- EXERCISE DETAILS
Collect from the data below each line with "video".
## Begin
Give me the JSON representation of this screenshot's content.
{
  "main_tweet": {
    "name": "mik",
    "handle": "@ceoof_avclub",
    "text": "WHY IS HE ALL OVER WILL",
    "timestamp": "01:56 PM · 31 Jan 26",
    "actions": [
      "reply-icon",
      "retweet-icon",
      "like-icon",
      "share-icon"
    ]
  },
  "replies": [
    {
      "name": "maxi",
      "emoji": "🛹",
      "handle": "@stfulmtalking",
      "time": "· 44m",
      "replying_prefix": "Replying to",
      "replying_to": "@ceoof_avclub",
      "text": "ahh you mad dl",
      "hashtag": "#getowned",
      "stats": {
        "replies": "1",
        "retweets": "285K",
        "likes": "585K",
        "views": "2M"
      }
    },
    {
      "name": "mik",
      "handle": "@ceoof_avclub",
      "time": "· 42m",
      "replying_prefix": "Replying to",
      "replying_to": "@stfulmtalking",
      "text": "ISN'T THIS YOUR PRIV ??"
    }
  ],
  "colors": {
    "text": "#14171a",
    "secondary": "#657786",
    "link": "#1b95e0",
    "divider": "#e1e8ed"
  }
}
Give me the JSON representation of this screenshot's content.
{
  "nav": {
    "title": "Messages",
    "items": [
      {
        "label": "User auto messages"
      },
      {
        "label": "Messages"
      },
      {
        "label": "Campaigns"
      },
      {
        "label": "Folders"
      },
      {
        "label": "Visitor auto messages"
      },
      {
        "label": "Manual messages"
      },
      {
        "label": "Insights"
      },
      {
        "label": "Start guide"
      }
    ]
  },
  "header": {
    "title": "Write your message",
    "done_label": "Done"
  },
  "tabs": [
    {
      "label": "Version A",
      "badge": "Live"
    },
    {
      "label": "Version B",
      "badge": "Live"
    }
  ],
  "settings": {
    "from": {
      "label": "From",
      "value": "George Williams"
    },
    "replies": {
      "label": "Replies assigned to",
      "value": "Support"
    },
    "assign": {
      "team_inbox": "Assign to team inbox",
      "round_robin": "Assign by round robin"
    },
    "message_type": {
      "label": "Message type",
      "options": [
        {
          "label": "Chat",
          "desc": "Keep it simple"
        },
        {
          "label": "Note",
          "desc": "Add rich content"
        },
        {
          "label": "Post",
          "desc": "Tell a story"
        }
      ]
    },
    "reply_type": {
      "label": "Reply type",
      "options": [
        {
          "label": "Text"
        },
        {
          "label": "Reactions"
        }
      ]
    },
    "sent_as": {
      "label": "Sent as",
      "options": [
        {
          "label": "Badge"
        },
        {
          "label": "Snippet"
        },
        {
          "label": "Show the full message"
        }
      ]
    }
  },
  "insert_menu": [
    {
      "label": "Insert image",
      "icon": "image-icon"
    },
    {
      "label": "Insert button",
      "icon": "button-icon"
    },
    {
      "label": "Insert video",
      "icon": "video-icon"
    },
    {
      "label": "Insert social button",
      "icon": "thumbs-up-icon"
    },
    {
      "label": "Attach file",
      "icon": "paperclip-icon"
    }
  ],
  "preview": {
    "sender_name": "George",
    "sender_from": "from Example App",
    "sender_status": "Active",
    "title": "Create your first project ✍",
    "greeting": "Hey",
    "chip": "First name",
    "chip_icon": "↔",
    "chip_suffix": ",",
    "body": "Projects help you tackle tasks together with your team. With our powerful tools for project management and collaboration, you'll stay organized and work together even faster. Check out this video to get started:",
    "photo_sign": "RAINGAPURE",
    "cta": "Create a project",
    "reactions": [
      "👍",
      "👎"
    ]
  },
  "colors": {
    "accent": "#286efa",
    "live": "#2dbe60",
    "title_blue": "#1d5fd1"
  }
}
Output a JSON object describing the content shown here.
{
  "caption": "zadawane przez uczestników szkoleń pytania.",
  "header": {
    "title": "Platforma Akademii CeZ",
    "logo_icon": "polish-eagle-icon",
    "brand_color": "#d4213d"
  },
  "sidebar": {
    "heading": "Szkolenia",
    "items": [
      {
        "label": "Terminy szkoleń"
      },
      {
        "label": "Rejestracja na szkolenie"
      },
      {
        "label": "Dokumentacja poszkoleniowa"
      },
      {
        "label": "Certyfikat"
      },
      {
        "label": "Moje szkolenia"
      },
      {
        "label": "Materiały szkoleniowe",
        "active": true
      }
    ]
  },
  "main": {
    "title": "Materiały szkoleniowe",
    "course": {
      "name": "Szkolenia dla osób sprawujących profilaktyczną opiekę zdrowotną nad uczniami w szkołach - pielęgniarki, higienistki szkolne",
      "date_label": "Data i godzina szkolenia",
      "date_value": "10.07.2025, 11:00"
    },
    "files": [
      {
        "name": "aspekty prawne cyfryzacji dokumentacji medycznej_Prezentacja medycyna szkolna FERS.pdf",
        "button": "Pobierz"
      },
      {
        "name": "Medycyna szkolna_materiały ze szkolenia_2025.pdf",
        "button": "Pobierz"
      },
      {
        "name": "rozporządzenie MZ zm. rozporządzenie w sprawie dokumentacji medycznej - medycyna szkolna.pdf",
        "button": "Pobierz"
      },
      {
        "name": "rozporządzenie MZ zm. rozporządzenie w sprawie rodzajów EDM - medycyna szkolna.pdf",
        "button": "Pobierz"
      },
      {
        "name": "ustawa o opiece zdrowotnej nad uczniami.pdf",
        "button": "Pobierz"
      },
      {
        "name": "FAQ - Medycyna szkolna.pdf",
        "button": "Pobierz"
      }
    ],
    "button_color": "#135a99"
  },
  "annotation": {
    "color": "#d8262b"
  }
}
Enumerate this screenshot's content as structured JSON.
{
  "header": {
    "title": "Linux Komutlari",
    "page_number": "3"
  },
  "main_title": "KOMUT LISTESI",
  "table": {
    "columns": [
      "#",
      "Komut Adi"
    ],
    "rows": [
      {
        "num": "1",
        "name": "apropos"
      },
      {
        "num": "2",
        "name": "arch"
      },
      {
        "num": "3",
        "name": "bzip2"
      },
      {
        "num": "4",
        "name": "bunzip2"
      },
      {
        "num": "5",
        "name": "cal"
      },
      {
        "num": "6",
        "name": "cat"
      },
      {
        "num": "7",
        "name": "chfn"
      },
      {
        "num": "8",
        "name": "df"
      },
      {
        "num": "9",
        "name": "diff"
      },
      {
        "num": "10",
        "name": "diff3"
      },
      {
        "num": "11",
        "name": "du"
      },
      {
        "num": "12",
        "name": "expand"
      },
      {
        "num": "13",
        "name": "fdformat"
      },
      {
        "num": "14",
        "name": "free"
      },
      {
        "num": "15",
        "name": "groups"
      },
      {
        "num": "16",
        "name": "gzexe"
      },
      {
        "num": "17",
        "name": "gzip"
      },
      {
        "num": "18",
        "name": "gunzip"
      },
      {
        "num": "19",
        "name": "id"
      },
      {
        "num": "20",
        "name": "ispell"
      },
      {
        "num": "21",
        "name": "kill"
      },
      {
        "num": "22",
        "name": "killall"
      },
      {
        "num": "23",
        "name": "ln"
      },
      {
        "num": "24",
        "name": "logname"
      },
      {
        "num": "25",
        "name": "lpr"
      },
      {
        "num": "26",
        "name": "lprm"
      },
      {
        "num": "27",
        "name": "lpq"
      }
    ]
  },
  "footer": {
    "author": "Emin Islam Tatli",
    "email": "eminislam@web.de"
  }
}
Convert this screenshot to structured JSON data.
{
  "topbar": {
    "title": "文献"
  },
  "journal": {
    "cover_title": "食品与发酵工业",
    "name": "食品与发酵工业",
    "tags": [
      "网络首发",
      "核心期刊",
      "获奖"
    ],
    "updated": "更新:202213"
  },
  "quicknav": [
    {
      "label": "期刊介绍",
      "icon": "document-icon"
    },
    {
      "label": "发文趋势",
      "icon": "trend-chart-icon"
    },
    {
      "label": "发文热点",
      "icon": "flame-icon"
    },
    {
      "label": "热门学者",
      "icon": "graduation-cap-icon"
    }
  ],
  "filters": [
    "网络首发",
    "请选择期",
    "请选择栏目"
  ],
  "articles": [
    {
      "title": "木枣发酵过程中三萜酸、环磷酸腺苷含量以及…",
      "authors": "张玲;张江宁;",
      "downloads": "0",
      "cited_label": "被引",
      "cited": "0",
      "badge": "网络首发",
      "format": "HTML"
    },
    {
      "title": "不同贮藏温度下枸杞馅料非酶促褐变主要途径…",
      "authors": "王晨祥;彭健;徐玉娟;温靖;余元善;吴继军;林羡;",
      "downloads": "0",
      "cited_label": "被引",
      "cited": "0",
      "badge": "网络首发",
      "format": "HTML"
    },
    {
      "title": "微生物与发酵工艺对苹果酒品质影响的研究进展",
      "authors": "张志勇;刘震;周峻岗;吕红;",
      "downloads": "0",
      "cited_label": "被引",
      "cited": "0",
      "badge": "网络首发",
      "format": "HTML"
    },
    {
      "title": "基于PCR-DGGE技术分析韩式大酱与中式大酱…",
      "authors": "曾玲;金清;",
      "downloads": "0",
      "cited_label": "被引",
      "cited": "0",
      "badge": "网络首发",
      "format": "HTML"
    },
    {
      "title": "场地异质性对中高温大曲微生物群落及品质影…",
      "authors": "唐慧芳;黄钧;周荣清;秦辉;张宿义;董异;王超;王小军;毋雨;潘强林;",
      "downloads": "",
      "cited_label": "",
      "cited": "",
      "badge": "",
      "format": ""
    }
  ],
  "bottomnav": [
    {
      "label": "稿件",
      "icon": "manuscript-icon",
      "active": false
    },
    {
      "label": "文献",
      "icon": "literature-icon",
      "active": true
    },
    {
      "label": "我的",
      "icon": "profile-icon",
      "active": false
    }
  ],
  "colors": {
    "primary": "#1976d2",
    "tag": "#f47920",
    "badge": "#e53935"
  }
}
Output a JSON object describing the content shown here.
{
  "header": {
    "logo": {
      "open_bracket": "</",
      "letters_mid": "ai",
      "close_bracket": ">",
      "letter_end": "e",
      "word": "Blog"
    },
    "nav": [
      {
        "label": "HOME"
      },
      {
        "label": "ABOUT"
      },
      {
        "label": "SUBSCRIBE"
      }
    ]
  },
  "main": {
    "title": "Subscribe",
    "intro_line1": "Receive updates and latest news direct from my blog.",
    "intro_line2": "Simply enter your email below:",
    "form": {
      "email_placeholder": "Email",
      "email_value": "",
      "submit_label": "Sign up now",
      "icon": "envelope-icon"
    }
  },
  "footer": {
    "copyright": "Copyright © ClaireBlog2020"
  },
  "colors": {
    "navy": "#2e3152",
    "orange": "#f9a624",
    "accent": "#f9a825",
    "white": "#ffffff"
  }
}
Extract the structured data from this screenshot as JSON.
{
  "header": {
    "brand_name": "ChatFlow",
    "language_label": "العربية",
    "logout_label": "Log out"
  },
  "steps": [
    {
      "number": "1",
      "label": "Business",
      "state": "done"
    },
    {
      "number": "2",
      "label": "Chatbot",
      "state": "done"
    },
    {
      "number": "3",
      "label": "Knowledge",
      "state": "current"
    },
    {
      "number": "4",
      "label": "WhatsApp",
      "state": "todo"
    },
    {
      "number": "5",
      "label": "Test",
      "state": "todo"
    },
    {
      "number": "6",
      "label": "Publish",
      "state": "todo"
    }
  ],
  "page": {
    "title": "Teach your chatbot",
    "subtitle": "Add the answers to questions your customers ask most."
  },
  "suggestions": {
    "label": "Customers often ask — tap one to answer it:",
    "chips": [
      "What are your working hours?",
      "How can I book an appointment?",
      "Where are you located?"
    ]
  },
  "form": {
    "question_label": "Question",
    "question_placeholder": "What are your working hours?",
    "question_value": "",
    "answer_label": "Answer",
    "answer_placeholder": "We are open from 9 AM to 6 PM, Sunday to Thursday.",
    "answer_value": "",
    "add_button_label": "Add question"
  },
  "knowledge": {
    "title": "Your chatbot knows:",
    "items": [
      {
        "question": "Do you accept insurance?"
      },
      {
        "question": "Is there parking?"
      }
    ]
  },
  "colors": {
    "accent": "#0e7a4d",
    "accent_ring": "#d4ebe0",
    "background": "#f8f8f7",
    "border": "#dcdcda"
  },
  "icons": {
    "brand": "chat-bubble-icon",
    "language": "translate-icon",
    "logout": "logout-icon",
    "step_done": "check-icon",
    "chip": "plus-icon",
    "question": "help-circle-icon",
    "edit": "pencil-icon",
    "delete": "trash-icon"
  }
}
## End
- SOLVED EXERCISE
      "label": "Insert video",
      "icon": "video-icon"
    "body": "Projects help you tackle tasks together with your team. With our powerful tools for project management and collaboration, you'll stay organized and work together even faster. Check out this video to get started:",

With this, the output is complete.